___ Record list
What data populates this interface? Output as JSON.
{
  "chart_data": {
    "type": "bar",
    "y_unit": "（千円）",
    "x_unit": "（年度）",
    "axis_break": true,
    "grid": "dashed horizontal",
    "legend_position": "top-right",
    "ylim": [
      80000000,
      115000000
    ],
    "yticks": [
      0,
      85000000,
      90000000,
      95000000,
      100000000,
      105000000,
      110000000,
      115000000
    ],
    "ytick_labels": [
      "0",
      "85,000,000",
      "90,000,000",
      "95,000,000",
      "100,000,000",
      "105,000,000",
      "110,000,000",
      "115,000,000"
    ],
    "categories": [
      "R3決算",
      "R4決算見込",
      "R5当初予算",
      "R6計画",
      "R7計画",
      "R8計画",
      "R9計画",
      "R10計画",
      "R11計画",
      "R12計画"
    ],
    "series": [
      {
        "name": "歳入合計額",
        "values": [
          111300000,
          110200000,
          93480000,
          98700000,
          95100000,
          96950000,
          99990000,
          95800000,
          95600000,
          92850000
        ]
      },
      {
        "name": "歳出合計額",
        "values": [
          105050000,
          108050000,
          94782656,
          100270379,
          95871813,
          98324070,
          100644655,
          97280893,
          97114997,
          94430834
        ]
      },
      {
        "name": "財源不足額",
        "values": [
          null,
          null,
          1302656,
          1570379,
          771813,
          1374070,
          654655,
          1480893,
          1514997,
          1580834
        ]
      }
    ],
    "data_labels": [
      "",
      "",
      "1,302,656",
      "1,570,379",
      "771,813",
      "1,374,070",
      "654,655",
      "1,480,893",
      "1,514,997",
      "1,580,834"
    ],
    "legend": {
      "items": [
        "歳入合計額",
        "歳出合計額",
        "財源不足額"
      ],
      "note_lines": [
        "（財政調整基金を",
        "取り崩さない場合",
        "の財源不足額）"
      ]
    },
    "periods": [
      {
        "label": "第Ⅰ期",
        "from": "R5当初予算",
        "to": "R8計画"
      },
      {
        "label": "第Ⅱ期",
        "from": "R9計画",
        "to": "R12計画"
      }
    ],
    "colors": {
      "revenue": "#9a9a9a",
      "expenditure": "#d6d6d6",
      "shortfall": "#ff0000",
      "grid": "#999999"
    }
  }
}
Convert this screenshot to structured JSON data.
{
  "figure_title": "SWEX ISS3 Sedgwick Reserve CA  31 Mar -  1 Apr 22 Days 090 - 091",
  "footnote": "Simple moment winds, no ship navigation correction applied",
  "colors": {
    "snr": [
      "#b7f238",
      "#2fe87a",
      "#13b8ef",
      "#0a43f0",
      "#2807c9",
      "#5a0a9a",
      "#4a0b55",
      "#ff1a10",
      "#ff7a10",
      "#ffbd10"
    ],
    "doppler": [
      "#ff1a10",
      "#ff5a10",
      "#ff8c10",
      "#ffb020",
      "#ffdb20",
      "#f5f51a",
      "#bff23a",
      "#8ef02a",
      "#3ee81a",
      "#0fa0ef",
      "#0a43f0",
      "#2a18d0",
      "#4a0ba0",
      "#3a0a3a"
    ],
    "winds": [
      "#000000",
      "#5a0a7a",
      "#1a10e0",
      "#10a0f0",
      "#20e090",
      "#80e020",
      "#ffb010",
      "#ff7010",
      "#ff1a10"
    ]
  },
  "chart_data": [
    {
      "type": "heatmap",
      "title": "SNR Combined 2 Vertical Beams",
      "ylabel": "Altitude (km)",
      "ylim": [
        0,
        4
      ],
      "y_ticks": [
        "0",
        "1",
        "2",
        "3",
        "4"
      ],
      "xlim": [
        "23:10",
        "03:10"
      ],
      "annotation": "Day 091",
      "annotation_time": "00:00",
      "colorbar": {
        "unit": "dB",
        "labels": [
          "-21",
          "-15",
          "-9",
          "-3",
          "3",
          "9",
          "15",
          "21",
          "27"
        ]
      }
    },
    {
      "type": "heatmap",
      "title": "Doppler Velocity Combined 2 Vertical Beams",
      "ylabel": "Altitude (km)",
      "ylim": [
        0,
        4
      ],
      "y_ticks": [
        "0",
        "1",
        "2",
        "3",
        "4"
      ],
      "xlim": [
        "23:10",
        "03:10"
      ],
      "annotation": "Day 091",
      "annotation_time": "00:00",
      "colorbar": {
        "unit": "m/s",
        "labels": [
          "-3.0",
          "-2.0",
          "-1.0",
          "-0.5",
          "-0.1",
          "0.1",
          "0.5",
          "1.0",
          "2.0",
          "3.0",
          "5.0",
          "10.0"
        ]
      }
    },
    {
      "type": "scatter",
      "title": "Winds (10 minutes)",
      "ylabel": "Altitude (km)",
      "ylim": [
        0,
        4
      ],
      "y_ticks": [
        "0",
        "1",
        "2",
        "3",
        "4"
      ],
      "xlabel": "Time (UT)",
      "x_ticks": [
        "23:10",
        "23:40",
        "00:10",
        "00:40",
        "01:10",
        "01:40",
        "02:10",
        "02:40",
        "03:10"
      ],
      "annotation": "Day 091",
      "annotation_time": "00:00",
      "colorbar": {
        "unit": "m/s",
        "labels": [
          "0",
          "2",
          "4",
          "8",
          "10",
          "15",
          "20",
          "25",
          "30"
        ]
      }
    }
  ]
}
______
Write out the whole listing again, exactly as it stands.

What data populates this interface? Output as JSON.
{
  "chart_data": {
    "type": "bar",
    "y_unit": "（千円）",
    "x_unit": "（年度）",
    "axis_break": true,
    "grid": "dashed horizontal",
    "legend_position": "top-right",
    "ylim": [
      80000000,
      115000000
    ],
    "yticks": [
      0,
      85000000,
      90000000,
      95000000,
      100000000,
      105000000,
      110000000,
      115000000
    ],
    "ytick_labels": [
      "0",
      "85,000,000",
      "90,000,000",
      "95,000,000",
      "100,000,000",
      "105,000,000",
      "110,000,000",
      "115,000,000"
    ],
    "categories": [
      "R3決算",
      "R4決算見込",
      "R5当初予算",
      "R6計画",
      "R7計画",
      "R8計画",
      "R9計画",
      "R10計画",
      "R11計画",
      "R12計画"
    ],
    "series": [
      {
        "name": "歳入合計額",
        "values": [
          111300000,
          110200000,
          93480000,
          98700000,
          95100000,
          96950000,
          99990000,
          95800000,
          95600000,
          92850000
        ]
      },
      {
        "name": "歳出合計額",
        "values": [
          105050000,
          108050000,
          94782656,
          100270379,
          95871813,
          98324070,
          100644655,
          97280893,
          97114997,
          94430834
        ]
      },
      {
        "name": "財源不足額",
        "values": [
          null,
          null,
          1302656,
          1570379,
          771813,
          1374070,
          654655,
          1480893,
          1514997,
          1580834
        ]
      }
    ],
    "data_labels": [
      "",
      "",
      "1,302,656",
      "1,570,379",
      "771,813",
      "1,374,070",
      "654,655",
      "1,480,893",
      "1,514,997",
      "1,580,834"
    ],
    "legend": {
      "items": [
        "歳入合計額",
        "歳出合計額",
        "財源不足額"
      ],
      "note_lines": [
        "（財政調整基金を",
        "取り崩さない場合",
        "の財源不足額）"
      ]
    },
    "periods": [
      {
        "label": "第Ⅰ期",
        "from": "R5当初予算",
        "to": "R8計画"
      },
      {
        "label": "第Ⅱ期",
        "from": "R9計画",
        "to": "R12計画"
      }
    ],
    "colors": {
      "revenue": "#9a9a9a",
      "expenditure": "#d6d6d6",
      "shortfall": "#ff0000",
      "grid": "#999999"
    }
  }
}
Convert this screenshot to structured JSON data.
{
  "figure_title": "SWEX ISS3 Sedgwick Reserve CA  31 Mar -  1 Apr 22 Days 090 - 091",
  "footnote": "Simple moment winds, no ship navigation correction applied",
  "colors": {
    "snr": [
      "#b7f238",
      "#2fe87a",
      "#13b8ef",
      "#0a43f0",
      "#2807c9",
      "#5a0a9a",
      "#4a0b55",
      "#ff1a10",
      "#ff7a10",
      "#ffbd10"
    ],
    "doppler": [
      "#ff1a10",
      "#ff5a10",
      "#ff8c10",
      "#ffb020",
      "#ffdb20",
      "#f5f51a",
      "#bff23a",
      "#8ef02a",
      "#3ee81a",
      "#0fa0ef",
      "#0a43f0",
      "#2a18d0",
      "#4a0ba0",
      "#3a0a3a"
    ],
    "winds": [
      "#000000",
      "#5a0a7a",
      "#1a10e0",
      "#10a0f0",
      "#20e090",
      "#80e020",
      "#ffb010",
      "#ff7010",
      "#ff1a10"
    ]
  },
  "chart_data": [
    {
      "type": "heatmap",
      "title": "SNR Combined 2 Vertical Beams",
      "ylabel": "Altitude (km)",
      "ylim": [
        0,
        4
      ],
      "y_ticks": [
        "0",
        "1",
        "2",
        "3",
        "4"
      ],
      "xlim": [
        "23:10",
        "03:10"
      ],
      "annotation": "Day 091",
      "annotation_time": "00:00",
      "colorbar": {
        "unit": "dB",
        "labels": [
          "-21",
          "-15",
          "-9",
          "-3",
          "3",
          "9",
          "15",
          "21",
          "27"
        ]
      }
    },
    {
      "type": "heatmap",
      "title": "Doppler Velocity Combined 2 Vertical Beams",
      "ylabel": "Altitude (km)",
      "ylim": [
        0,
        4
      ],
      "y_ticks": [
        "0",
        "1",
        "2",
        "3",
        "4"
      ],
      "xlim": [
        "23:10",
        "03:10"
      ],
      "annotation": "Day 091",
      "annotation_time": "00:00",
      "colorbar": {
        "unit": "m/s",
        "labels": [
          "-3.0",
          "-2.0",
          "-1.0",
          "-0.5",
          "-0.1",
          "0.1",
          "0.5",
          "1.0",
          "2.0",
          "3.0",
          "5.0",
          "10.0"
        ]
      }
    },
    {
      "type": "scatter",
      "title": "Winds (10 minutes)",
      "ylabel": "Altitude (km)",
      "ylim": [
        0,
        4
      ],
      "y_ticks": [
        "0",
        "1",
        "2",
        "3",
        "4"
      ],
      "xlabel": "Time (UT)",
      "x_ticks": [
        "23:10",
        "23:40",
        "00:10",
        "00:40",
        "01:10",
        "01:40",
        "02:10",
        "02:40",
        "03:10"
      ],
      "annotation": "Day 091",
      "annotation_time": "00:00",
      "colorbar": {
        "unit": "m/s",
        "labels": [
          "0",
          "2",
          "4",
          "8",
          "10",
          "15",
          "20",
          "25",
          "30"
        ]
      }
    }
  ]
}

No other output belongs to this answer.